> [Goal of the exercise] Give back, unchanged, each line from the one containing "Extract the structured" through the last line of the entries below.

┄┄┄┄┄┄┄┄┄┄

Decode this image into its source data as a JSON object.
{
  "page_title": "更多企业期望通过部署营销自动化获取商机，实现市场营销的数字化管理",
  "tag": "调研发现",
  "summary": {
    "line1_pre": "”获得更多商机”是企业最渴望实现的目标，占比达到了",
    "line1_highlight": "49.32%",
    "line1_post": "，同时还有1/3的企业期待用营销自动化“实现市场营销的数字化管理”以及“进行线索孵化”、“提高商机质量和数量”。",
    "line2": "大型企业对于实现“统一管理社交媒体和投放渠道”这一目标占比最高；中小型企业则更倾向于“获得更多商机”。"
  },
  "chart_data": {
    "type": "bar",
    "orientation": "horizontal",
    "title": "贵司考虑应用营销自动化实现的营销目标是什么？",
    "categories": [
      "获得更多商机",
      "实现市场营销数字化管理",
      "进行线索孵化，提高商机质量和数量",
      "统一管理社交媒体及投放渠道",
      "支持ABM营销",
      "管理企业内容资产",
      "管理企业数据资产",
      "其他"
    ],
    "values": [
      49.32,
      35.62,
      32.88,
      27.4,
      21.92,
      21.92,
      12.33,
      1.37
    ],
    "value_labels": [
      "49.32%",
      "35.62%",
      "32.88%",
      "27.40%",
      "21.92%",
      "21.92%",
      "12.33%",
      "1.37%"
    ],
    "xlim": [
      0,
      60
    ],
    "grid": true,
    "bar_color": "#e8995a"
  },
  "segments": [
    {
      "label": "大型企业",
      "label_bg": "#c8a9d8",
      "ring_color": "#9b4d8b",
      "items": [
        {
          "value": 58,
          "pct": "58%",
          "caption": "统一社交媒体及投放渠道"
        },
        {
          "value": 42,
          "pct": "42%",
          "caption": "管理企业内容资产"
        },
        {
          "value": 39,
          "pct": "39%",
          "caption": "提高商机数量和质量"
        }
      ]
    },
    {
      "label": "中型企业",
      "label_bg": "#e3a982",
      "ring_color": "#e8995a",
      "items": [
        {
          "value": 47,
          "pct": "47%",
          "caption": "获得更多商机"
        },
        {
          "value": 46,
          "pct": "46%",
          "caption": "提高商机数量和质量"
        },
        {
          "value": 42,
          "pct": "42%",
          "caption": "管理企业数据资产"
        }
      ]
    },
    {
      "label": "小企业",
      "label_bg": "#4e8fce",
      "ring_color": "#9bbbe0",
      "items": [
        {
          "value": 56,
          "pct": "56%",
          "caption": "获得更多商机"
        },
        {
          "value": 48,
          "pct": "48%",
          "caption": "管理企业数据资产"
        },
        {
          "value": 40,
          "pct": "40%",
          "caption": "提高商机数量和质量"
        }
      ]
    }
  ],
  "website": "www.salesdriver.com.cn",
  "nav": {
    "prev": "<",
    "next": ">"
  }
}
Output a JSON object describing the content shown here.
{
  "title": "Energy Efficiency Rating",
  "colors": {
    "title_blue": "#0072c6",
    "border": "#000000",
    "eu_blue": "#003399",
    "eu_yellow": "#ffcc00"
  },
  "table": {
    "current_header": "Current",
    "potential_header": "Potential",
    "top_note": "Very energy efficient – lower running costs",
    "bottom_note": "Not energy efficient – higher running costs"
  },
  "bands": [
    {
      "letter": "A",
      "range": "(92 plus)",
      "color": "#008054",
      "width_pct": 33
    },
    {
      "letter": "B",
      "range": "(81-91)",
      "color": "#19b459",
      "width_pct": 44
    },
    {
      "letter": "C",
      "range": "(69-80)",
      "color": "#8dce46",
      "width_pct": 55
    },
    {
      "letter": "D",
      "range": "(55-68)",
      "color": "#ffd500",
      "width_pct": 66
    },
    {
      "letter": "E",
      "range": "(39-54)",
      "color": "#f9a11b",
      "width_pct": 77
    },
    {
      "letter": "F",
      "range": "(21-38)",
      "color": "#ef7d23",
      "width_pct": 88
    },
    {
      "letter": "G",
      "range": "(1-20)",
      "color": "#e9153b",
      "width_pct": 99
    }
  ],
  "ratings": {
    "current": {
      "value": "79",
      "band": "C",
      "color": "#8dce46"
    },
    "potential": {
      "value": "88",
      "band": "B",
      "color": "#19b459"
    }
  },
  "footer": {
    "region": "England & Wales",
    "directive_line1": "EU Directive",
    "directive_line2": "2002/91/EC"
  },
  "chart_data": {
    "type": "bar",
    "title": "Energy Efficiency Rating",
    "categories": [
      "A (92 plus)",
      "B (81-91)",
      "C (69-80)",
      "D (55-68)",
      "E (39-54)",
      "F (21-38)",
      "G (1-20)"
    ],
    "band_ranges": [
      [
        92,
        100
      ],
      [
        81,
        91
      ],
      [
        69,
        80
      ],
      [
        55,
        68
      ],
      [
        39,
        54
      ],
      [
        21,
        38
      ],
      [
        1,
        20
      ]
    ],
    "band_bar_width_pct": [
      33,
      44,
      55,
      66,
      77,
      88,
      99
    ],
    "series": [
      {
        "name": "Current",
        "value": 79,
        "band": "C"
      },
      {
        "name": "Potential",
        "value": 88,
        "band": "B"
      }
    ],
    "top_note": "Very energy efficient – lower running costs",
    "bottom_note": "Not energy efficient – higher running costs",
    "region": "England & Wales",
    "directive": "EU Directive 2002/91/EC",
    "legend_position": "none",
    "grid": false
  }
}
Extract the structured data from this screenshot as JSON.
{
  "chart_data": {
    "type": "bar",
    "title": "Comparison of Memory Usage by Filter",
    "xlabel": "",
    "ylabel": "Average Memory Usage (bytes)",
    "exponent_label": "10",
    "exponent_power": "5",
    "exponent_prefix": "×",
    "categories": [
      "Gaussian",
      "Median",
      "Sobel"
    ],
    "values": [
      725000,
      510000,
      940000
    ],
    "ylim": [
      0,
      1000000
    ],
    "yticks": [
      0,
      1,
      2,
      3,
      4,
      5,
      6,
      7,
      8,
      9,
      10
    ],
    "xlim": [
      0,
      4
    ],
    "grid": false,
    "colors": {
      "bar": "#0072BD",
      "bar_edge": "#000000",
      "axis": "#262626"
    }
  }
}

┄┄┄┄┄┄┄┄┄┄

> [Output]
Extract the structured data from this screenshot as JSON.
{
  "chart_data": {
    "type": "bar",
    "title": "Comparison of Memory Usage by Filter",
    "xlabel": "",
    "ylabel": "Average Memory Usage (bytes)",
    "exponent_label": "10",
    "exponent_power": "5",
    "exponent_prefix": "×",
    "categories": [
      "Gaussian",
      "Median",
      "Sobel"
    ],
    "values": [
      725000,
      510000,
      940000
    ],
    "ylim": [
      0,
      1000000
    ],
    "yticks": [
      0,
      1,
      2,
      3,
      4,
      5,
      6,
      7,
      8,
      9,
      10
    ],
    "xlim": [
      0,
      4
    ],
    "grid": false,
    "colors": {
      "bar": "#0072BD",
      "bar_edge": "#000000",
      "axis": "#262626"
    }
  }
}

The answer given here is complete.